▶ Problem statement
Using the data below, gather each line that includes the word "this".

▶ Input data
## Start

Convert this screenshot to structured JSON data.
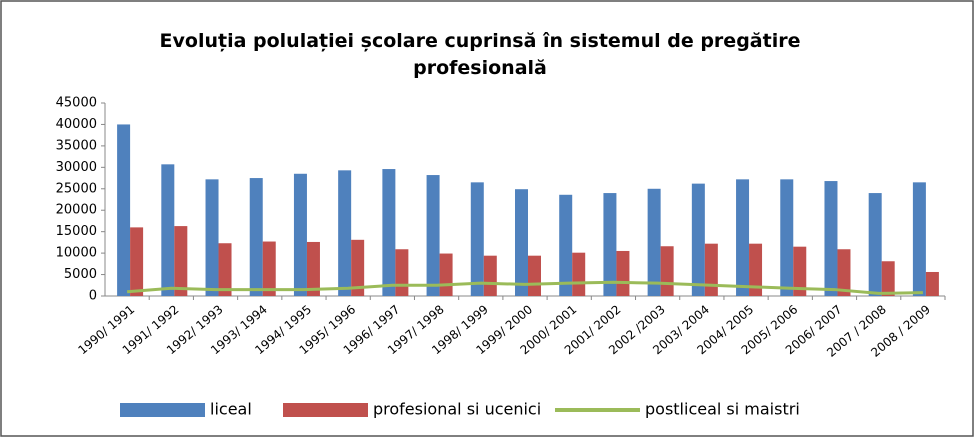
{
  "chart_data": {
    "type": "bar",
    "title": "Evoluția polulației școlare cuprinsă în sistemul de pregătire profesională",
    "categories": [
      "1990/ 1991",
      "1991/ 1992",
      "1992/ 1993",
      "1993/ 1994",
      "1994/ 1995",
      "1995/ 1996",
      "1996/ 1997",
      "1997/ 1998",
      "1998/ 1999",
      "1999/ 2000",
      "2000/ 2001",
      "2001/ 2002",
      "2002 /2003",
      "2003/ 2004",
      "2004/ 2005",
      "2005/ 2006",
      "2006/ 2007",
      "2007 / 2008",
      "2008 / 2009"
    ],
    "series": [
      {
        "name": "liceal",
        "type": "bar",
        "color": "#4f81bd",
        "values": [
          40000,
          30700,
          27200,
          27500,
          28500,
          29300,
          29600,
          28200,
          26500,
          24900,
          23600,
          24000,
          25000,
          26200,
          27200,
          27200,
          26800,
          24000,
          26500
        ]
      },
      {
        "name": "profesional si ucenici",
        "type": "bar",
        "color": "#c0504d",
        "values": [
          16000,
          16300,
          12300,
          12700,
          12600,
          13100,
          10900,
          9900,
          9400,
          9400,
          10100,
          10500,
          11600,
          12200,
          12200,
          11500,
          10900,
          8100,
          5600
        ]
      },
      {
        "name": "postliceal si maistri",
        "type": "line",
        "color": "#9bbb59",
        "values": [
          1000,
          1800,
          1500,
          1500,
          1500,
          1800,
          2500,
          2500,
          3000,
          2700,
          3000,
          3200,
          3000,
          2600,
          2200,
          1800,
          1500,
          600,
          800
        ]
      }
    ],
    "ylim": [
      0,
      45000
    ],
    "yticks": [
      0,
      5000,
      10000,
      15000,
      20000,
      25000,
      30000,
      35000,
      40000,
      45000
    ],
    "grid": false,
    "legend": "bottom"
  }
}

## End
## Start

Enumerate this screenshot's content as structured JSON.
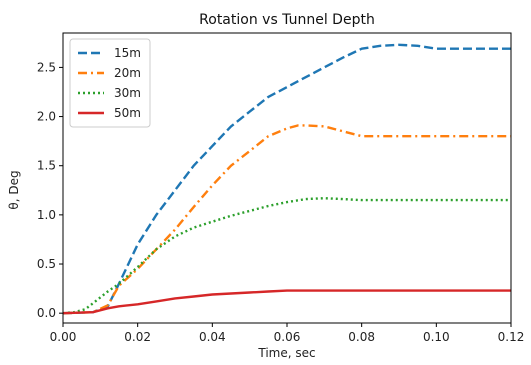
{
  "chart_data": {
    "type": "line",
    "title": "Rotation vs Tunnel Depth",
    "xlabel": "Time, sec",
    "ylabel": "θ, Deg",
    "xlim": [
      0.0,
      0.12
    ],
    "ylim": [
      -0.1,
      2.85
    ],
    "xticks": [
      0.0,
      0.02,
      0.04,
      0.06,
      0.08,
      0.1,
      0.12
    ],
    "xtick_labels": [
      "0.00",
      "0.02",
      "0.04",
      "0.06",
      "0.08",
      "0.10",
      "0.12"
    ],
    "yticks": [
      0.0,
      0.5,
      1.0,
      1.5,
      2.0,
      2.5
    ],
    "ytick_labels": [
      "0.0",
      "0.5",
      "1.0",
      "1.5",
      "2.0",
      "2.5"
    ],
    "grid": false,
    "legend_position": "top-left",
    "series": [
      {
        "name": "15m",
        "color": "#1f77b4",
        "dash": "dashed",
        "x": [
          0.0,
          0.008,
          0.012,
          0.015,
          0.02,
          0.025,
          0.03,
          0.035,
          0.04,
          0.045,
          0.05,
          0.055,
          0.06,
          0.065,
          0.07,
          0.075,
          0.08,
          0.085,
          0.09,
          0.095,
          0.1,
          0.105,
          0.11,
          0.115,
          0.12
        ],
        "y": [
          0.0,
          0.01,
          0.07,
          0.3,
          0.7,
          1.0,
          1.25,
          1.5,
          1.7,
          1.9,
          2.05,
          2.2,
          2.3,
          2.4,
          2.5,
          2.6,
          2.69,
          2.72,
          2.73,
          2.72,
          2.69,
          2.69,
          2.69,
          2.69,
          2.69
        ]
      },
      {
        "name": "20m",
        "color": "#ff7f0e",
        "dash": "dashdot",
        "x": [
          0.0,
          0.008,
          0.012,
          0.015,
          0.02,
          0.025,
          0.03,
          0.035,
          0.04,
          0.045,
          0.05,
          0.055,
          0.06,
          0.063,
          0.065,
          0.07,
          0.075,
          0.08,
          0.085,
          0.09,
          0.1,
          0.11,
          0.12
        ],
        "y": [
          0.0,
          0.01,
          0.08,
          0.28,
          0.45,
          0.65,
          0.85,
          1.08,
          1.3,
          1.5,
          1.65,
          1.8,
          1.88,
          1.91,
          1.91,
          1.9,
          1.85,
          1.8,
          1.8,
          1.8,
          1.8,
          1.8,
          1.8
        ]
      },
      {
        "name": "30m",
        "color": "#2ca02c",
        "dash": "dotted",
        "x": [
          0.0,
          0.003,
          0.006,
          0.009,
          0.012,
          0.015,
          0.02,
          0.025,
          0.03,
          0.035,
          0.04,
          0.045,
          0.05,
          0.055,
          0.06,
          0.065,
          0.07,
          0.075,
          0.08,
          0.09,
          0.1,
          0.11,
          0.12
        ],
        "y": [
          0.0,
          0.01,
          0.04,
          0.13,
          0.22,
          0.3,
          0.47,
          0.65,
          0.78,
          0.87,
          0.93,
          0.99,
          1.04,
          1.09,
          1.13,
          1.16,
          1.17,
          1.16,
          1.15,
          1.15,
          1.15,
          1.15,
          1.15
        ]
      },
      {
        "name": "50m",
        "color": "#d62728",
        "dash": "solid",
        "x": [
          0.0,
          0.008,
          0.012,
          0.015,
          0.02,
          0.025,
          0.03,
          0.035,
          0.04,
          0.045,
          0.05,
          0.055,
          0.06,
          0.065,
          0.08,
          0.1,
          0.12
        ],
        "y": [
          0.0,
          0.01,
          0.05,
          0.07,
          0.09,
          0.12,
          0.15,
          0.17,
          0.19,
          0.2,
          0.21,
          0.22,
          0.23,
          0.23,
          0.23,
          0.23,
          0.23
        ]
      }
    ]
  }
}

## End

▶ Solution
Convert this screenshot to structured JSON data.
Enumerate this screenshot's content as structured JSON.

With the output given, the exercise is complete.